Write out the entries below once more, exactly.

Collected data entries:
"""

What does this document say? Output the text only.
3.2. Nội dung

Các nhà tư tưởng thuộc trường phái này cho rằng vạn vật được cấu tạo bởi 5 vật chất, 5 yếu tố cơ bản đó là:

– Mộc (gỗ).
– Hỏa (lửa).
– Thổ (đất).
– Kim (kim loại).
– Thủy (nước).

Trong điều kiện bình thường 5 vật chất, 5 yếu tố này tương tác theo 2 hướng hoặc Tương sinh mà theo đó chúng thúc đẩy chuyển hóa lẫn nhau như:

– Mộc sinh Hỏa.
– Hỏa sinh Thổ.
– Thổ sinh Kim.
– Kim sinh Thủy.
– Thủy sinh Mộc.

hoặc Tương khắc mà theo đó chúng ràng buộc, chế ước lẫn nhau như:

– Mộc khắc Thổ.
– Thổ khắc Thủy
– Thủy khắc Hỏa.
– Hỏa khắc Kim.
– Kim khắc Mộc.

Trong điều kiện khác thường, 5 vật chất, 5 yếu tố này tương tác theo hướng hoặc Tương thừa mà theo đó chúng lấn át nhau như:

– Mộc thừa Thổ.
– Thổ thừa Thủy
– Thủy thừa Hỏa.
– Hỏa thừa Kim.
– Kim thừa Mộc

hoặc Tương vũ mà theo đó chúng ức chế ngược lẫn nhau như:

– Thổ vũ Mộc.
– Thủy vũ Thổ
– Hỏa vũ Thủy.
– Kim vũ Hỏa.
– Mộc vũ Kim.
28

"""

Task answer ▸
What does this document say? Output the text only.
3.2. Nội dung

Các nhà tư tưởng thuộc trường phái này cho rằng vạn vật được cấu tạo bởi 5 vật chất, 5 yếu tố cơ bản đó là:

– Mộc (gỗ).
– Hỏa (lửa).
– Thổ (đất).
– Kim (kim loại).
– Thủy (nước).

Trong điều kiện bình thường 5 vật chất, 5 yếu tố này tương tác theo 2 hướng hoặc Tương sinh mà theo đó chúng thúc đẩy chuyển hóa lẫn nhau như:

– Mộc sinh Hỏa.
– Hỏa sinh Thổ.
– Thổ sinh Kim.
– Kim sinh Thủy.
– Thủy sinh Mộc.

hoặc Tương khắc mà theo đó chúng ràng buộc, chế ước lẫn nhau như:

– Mộc khắc Thổ.
– Thổ khắc Thủy
– Thủy khắc Hỏa.
– Hỏa khắc Kim.
– Kim khắc Mộc.

Trong điều kiện khác thường, 5 vật chất, 5 yếu tố này tương tác theo hướng hoặc Tương thừa mà theo đó chúng lấn át nhau như:

– Mộc thừa Thổ.
– Thổ thừa Thủy
– Thủy thừa Hỏa.
– Hỏa thừa Kim.
– Kim thừa Mộc

hoặc Tương vũ mà theo đó chúng ức chế ngược lẫn nhau như:

– Thổ vũ Mộc.
– Thủy vũ Thổ
– Hỏa vũ Thủy.
– Kim vũ Hỏa.
– Mộc vũ Kim.
28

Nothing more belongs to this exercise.